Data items

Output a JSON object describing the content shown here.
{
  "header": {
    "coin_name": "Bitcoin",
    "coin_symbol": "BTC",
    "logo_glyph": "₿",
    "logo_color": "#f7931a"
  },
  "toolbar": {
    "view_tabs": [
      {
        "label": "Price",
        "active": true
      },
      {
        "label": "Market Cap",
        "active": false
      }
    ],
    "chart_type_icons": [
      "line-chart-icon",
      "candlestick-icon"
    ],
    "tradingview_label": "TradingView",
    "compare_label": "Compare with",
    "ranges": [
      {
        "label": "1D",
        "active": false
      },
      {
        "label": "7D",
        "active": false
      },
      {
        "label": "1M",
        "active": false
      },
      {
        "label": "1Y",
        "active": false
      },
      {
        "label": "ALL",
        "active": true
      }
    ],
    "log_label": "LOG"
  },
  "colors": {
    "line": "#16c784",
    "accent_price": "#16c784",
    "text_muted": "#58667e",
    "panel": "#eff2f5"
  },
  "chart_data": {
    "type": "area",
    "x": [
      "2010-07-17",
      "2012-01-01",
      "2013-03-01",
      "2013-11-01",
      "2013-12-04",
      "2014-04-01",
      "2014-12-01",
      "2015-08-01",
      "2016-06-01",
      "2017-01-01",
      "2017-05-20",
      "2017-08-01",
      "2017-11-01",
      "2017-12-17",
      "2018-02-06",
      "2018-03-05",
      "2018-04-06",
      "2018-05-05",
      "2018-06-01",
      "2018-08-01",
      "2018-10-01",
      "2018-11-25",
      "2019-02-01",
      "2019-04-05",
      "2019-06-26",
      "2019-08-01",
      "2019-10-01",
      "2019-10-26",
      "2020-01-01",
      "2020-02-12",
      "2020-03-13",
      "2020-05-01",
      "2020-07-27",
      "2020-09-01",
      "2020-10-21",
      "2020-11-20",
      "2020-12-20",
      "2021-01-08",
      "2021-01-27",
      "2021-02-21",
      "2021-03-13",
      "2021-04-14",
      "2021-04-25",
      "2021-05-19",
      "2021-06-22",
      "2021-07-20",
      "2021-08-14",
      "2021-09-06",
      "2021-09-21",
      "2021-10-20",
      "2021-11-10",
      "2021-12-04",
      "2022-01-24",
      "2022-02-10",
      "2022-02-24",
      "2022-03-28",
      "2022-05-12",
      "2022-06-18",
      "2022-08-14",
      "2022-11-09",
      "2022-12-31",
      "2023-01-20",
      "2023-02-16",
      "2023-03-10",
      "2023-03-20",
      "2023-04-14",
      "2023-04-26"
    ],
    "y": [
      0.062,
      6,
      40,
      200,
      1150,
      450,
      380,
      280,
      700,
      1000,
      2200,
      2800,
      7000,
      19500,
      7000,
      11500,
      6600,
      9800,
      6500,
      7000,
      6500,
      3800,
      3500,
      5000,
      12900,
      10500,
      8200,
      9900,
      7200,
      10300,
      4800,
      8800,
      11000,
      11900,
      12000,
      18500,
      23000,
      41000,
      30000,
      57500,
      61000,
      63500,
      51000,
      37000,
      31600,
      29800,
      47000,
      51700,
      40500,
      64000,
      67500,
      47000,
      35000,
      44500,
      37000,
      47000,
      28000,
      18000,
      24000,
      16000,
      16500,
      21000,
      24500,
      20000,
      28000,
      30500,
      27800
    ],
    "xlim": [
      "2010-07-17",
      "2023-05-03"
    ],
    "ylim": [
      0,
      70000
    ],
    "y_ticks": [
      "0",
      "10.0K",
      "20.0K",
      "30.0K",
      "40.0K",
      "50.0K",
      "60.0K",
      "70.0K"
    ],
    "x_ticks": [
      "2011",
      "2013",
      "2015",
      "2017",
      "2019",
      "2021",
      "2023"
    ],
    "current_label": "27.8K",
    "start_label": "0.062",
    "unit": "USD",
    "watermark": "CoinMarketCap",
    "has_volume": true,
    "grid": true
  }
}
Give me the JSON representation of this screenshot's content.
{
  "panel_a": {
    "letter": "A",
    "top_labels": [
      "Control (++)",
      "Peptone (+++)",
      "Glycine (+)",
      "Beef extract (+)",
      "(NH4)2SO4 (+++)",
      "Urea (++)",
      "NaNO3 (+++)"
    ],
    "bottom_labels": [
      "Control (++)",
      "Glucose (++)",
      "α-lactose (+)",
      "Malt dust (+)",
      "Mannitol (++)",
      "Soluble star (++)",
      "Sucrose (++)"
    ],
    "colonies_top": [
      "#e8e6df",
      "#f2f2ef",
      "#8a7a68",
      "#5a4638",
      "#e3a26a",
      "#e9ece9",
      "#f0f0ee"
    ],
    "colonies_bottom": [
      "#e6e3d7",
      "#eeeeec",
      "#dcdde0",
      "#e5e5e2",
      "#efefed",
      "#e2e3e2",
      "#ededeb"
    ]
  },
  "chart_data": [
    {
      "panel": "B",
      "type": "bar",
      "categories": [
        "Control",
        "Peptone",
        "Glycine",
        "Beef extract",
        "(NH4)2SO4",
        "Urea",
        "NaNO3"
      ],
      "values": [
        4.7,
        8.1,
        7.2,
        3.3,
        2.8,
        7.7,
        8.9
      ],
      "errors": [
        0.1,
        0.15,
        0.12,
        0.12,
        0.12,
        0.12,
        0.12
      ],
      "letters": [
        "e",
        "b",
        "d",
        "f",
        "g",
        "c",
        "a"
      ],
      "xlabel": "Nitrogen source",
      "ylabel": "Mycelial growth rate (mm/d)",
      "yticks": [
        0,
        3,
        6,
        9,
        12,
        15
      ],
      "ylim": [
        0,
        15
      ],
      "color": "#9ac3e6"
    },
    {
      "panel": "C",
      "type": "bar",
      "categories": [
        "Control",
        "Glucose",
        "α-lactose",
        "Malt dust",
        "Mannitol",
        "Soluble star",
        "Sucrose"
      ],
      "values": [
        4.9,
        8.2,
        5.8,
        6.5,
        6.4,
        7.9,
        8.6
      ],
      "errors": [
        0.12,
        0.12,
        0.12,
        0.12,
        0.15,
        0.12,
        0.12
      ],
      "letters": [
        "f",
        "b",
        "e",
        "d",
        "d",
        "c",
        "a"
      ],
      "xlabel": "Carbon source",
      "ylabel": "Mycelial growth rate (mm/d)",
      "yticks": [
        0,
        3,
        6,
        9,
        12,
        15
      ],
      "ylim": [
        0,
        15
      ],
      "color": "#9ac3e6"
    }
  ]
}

** Set problem **
Would you write down every record again, exactly?

** Response to this exercise **
Output a JSON object describing the content shown here.
{
  "header": {
    "coin_name": "Bitcoin",
    "coin_symbol": "BTC",
    "logo_glyph": "₿",
    "logo_color": "#f7931a"
  },
  "toolbar": {
    "view_tabs": [
      {
        "label": "Price",
        "active": true
      },
      {
        "label": "Market Cap",
        "active": false
      }
    ],
    "chart_type_icons": [
      "line-chart-icon",
      "candlestick-icon"
    ],
    "tradingview_label": "TradingView",
    "compare_label": "Compare with",
    "ranges": [
      {
        "label": "1D",
        "active": false
      },
      {
        "label": "7D",
        "active": false
      },
      {
        "label": "1M",
        "active": false
      },
      {
        "label": "1Y",
        "active": false
      },
      {
        "label": "ALL",
        "active": true
      }
    ],
    "log_label": "LOG"
  },
  "colors": {
    "line": "#16c784",
    "accent_price": "#16c784",
    "text_muted": "#58667e",
    "panel": "#eff2f5"
  },
  "chart_data": {
    "type": "area",
    "x": [
      "2010-07-17",
      "2012-01-01",
      "2013-03-01",
      "2013-11-01",
      "2013-12-04",
      "2014-04-01",
      "2014-12-01",
      "2015-08-01",
      "2016-06-01",
      "2017-01-01",
      "2017-05-20",
      "2017-08-01",
      "2017-11-01",
      "2017-12-17",
      "2018-02-06",
      "2018-03-05",
      "2018-04-06",
      "2018-05-05",
      "2018-06-01",
      "2018-08-01",
      "2018-10-01",
      "2018-11-25",
      "2019-02-01",
      "2019-04-05",
      "2019-06-26",
      "2019-08-01",
      "2019-10-01",
      "2019-10-26",
      "2020-01-01",
      "2020-02-12",
      "2020-03-13",
      "2020-05-01",
      "2020-07-27",
      "2020-09-01",
      "2020-10-21",
      "2020-11-20",
      "2020-12-20",
      "2021-01-08",
      "2021-01-27",
      "2021-02-21",
      "2021-03-13",
      "2021-04-14",
      "2021-04-25",
      "2021-05-19",
      "2021-06-22",
      "2021-07-20",
      "2021-08-14",
      "2021-09-06",
      "2021-09-21",
      "2021-10-20",
      "2021-11-10",
      "2021-12-04",
      "2022-01-24",
      "2022-02-10",
      "2022-02-24",
      "2022-03-28",
      "2022-05-12",
      "2022-06-18",
      "2022-08-14",
      "2022-11-09",
      "2022-12-31",
      "2023-01-20",
      "2023-02-16",
      "2023-03-10",
      "2023-03-20",
      "2023-04-14",
      "2023-04-26"
    ],
    "y": [
      0.062,
      6,
      40,
      200,
      1150,
      450,
      380,
      280,
      700,
      1000,
      2200,
      2800,
      7000,
      19500,
      7000,
      11500,
      6600,
      9800,
      6500,
      7000,
      6500,
      3800,
      3500,
      5000,
      12900,
      10500,
      8200,
      9900,
      7200,
      10300,
      4800,
      8800,
      11000,
      11900,
      12000,
      18500,
      23000,
      41000,
      30000,
      57500,
      61000,
      63500,
      51000,
      37000,
      31600,
      29800,
      47000,
      51700,
      40500,
      64000,
      67500,
      47000,
      35000,
      44500,
      37000,
      47000,
      28000,
      18000,
      24000,
      16000,
      16500,
      21000,
      24500,
      20000,
      28000,
      30500,
      27800
    ],
    "xlim": [
      "2010-07-17",
      "2023-05-03"
    ],
    "ylim": [
      0,
      70000
    ],
    "y_ticks": [
      "0",
      "10.0K",
      "20.0K",
      "30.0K",
      "40.0K",
      "50.0K",
      "60.0K",
      "70.0K"
    ],
    "x_ticks": [
      "2011",
      "2013",
      "2015",
      "2017",
      "2019",
      "2021",
      "2023"
    ],
    "current_label": "27.8K",
    "start_label": "0.062",
    "unit": "USD",
    "watermark": "CoinMarketCap",
    "has_volume": true,
    "grid": true
  }
}
Give me the JSON representation of this screenshot's content.
{
  "panel_a": {
    "letter": "A",
    "top_labels": [
      "Control (++)",
      "Peptone (+++)",
      "Glycine (+)",
      "Beef extract (+)",
      "(NH4)2SO4 (+++)",
      "Urea (++)",
      "NaNO3 (+++)"
    ],
    "bottom_labels": [
      "Control (++)",
      "Glucose (++)",
      "α-lactose (+)",
      "Malt dust (+)",
      "Mannitol (++)",
      "Soluble star (++)",
      "Sucrose (++)"
    ],
    "colonies_top": [
      "#e8e6df",
      "#f2f2ef",
      "#8a7a68",
      "#5a4638",
      "#e3a26a",
      "#e9ece9",
      "#f0f0ee"
    ],
    "colonies_bottom": [
      "#e6e3d7",
      "#eeeeec",
      "#dcdde0",
      "#e5e5e2",
      "#efefed",
      "#e2e3e2",
      "#ededeb"
    ]
  },
  "chart_data": [
    {
      "panel": "B",
      "type": "bar",
      "categories": [
        "Control",
        "Peptone",
        "Glycine",
        "Beef extract",
        "(NH4)2SO4",
        "Urea",
        "NaNO3"
      ],
      "values": [
        4.7,
        8.1,
        7.2,
        3.3,
        2.8,
        7.7,
        8.9
      ],
      "errors": [
        0.1,
        0.15,
        0.12,
        0.12,
        0.12,
        0.12,
        0.12
      ],
      "letters": [
        "e",
        "b",
        "d",
        "f",
        "g",
        "c",
        "a"
      ],
      "xlabel": "Nitrogen source",
      "ylabel": "Mycelial growth rate (mm/d)",
      "yticks": [
        0,
        3,
        6,
        9,
        12,
        15
      ],
      "ylim": [
        0,
        15
      ],
      "color": "#9ac3e6"
    },
    {
      "panel": "C",
      "type": "bar",
      "categories": [
        "Control",
        "Glucose",
        "α-lactose",
        "Malt dust",
        "Mannitol",
        "Soluble star",
        "Sucrose"
      ],
      "values": [
        4.9,
        8.2,
        5.8,
        6.5,
        6.4,
        7.9,
        8.6
      ],
      "errors": [
        0.12,
        0.12,
        0.12,
        0.12,
        0.15,
        0.12,
        0.12
      ],
      "letters": [
        "f",
        "b",
        "e",
        "d",
        "d",
        "c",
        "a"
      ],
      "xlabel": "Carbon source",
      "ylabel": "Mycelial growth rate (mm/d)",
      "yticks": [
        0,
        3,
        6,
        9,
        12,
        15
      ],
      "ylim": [
        0,
        15
      ],
      "color": "#9ac3e6"
    }
  ]
}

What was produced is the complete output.